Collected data
---------------

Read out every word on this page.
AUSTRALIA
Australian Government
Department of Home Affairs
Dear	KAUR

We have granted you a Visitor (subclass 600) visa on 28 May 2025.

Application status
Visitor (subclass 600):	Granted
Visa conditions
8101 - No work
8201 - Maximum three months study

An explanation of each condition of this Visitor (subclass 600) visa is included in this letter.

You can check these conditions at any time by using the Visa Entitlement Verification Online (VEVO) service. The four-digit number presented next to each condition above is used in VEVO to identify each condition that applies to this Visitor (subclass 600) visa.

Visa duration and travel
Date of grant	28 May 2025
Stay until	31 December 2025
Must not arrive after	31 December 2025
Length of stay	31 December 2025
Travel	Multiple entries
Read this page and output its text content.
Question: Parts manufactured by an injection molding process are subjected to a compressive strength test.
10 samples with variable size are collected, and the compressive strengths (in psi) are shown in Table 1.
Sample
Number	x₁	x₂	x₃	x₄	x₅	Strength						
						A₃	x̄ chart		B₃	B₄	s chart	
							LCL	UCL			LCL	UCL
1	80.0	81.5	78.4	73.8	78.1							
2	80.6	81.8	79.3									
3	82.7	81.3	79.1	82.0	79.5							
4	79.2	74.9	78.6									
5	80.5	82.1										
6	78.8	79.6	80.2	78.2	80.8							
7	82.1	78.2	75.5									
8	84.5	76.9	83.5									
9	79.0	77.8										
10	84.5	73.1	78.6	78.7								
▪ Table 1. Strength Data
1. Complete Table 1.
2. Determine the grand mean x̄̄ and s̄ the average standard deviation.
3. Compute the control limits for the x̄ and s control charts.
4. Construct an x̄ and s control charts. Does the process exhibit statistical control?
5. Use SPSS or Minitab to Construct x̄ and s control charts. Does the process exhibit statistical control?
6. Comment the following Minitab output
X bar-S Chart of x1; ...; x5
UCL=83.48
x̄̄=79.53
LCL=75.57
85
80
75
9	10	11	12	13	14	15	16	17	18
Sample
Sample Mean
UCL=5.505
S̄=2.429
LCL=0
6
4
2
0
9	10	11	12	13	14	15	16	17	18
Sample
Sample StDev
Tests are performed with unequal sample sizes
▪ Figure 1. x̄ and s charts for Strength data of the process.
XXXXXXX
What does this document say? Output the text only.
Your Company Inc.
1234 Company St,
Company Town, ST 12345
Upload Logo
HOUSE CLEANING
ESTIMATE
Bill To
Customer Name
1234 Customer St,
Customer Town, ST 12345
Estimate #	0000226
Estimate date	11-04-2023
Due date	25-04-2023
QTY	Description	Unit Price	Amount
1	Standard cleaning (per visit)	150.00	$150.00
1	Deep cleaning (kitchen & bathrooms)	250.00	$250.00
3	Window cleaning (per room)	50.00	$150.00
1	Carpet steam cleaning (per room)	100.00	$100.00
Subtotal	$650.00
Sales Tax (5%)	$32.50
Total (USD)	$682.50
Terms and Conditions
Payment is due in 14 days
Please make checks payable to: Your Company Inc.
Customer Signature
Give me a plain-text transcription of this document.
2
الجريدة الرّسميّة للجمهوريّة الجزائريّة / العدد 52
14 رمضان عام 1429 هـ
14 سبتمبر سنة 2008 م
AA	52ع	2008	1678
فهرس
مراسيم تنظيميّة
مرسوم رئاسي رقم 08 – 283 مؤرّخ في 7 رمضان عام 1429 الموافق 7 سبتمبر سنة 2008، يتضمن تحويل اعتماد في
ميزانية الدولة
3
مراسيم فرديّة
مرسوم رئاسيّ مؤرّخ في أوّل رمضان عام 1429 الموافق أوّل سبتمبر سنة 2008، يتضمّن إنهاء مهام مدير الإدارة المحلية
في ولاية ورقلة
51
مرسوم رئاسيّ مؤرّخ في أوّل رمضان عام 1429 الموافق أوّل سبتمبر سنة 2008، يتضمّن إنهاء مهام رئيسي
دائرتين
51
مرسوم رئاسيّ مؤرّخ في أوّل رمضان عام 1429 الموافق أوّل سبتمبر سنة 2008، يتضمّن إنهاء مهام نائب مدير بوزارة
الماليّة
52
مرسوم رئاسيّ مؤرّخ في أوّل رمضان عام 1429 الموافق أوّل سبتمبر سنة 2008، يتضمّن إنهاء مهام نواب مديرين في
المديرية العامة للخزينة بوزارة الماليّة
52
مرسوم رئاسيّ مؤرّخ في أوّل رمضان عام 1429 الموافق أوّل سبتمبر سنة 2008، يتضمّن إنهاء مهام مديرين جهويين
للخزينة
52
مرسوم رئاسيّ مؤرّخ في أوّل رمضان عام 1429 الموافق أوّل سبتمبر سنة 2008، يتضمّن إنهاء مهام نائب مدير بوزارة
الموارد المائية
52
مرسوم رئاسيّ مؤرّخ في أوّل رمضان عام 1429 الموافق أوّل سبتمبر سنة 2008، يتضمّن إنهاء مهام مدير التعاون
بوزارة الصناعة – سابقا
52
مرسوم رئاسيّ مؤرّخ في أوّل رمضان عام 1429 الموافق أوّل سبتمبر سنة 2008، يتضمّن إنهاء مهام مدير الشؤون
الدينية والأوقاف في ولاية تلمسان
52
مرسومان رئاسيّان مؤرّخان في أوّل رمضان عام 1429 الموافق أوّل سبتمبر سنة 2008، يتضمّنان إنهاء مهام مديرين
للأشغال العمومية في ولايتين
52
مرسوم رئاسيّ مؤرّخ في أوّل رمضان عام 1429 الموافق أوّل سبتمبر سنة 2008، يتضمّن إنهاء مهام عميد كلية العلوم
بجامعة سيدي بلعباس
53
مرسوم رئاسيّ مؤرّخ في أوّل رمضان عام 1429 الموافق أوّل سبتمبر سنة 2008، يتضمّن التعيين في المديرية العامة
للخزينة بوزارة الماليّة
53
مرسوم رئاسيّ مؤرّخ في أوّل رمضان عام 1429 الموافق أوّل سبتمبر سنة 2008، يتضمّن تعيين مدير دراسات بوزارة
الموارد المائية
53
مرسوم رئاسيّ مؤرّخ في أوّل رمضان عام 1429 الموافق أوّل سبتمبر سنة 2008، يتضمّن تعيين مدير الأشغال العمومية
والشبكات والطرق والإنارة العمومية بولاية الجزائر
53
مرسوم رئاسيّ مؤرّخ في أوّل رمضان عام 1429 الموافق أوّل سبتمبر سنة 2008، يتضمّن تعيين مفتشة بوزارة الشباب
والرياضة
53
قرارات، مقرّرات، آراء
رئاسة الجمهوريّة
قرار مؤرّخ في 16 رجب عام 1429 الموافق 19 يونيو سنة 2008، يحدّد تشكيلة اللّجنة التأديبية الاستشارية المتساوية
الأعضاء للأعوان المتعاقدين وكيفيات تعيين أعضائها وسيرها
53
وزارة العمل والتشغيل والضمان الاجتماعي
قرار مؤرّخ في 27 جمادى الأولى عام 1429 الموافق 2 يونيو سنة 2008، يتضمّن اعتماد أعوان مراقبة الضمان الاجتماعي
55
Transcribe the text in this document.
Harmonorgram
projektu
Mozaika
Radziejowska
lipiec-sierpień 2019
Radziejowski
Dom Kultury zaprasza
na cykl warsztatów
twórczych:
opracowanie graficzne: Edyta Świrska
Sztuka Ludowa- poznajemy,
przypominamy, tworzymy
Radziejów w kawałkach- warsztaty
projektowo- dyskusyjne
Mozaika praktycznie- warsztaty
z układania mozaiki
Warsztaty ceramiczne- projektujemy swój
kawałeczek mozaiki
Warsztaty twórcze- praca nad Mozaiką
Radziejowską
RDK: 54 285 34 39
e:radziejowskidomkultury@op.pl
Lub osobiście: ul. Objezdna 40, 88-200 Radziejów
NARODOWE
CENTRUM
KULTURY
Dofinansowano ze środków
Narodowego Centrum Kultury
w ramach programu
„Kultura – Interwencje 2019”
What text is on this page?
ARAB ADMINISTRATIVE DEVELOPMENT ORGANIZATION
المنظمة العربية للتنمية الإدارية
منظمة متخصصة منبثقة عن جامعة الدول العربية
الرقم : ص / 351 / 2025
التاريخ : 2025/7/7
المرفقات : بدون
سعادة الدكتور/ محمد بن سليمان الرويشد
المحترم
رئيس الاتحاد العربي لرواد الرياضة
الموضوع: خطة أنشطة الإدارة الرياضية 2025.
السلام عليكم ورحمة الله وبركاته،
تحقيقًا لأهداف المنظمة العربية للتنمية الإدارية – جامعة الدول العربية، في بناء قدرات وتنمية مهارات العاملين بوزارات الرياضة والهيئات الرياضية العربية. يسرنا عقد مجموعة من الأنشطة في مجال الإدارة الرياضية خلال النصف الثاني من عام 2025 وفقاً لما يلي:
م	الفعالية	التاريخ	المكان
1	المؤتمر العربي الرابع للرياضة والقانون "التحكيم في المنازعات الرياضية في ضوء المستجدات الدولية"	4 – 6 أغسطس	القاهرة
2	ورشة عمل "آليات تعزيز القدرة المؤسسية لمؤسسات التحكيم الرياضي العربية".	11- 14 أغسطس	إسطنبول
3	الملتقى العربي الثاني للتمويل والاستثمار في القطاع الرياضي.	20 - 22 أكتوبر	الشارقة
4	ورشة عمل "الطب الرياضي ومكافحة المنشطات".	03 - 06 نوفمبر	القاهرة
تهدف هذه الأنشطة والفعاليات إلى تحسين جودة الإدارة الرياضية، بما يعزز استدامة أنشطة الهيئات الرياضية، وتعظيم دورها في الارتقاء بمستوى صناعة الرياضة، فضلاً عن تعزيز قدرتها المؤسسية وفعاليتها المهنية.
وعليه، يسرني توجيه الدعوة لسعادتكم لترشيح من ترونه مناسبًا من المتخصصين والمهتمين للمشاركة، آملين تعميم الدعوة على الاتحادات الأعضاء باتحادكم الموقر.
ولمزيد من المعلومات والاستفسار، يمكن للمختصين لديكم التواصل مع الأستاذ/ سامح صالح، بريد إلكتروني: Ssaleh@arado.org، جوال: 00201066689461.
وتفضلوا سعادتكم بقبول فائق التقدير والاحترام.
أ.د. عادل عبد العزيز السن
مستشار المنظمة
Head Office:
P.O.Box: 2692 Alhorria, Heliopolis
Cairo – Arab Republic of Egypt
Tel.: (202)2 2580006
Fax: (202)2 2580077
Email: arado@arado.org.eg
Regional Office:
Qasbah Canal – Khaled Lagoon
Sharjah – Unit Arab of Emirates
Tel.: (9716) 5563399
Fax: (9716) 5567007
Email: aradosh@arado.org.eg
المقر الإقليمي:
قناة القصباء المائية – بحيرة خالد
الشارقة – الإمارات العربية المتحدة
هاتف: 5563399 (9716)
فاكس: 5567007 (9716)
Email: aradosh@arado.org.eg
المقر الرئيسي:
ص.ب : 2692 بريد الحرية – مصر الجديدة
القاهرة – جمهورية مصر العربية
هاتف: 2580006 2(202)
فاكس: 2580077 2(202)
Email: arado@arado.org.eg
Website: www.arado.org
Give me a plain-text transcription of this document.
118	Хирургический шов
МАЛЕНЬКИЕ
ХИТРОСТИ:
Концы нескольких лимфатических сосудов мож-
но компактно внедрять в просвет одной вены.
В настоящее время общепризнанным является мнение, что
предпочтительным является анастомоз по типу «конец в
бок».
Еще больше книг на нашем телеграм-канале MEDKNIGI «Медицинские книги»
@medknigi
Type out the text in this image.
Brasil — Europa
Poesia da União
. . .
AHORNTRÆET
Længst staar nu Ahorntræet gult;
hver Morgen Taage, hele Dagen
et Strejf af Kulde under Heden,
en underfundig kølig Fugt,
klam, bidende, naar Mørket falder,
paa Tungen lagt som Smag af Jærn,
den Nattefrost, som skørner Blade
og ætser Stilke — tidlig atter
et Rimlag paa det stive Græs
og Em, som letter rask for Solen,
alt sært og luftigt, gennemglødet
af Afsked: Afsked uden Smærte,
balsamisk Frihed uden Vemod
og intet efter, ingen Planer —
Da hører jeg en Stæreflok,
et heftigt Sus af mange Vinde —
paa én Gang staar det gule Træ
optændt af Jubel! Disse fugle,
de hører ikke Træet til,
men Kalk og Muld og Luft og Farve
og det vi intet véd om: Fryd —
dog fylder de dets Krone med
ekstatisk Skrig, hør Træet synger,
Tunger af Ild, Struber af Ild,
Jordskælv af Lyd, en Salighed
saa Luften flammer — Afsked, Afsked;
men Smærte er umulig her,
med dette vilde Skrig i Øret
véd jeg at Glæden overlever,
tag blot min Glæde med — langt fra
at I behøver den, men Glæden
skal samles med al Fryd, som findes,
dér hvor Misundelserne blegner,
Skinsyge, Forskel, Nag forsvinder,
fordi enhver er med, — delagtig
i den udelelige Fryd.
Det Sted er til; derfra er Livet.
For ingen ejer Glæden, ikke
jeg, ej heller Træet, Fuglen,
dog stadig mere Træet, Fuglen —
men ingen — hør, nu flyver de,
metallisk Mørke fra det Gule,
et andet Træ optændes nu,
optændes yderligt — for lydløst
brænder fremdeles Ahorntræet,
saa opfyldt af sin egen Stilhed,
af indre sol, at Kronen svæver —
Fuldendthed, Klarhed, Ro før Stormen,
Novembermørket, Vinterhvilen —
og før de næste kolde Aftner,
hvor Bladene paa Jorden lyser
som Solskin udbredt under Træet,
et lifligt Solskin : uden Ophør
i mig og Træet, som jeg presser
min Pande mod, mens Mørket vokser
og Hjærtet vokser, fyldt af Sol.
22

---------------

## [SHORT EXERCISE]
Give only the number of lines in the entries that contain "subclass".

## [OUTPUT]
4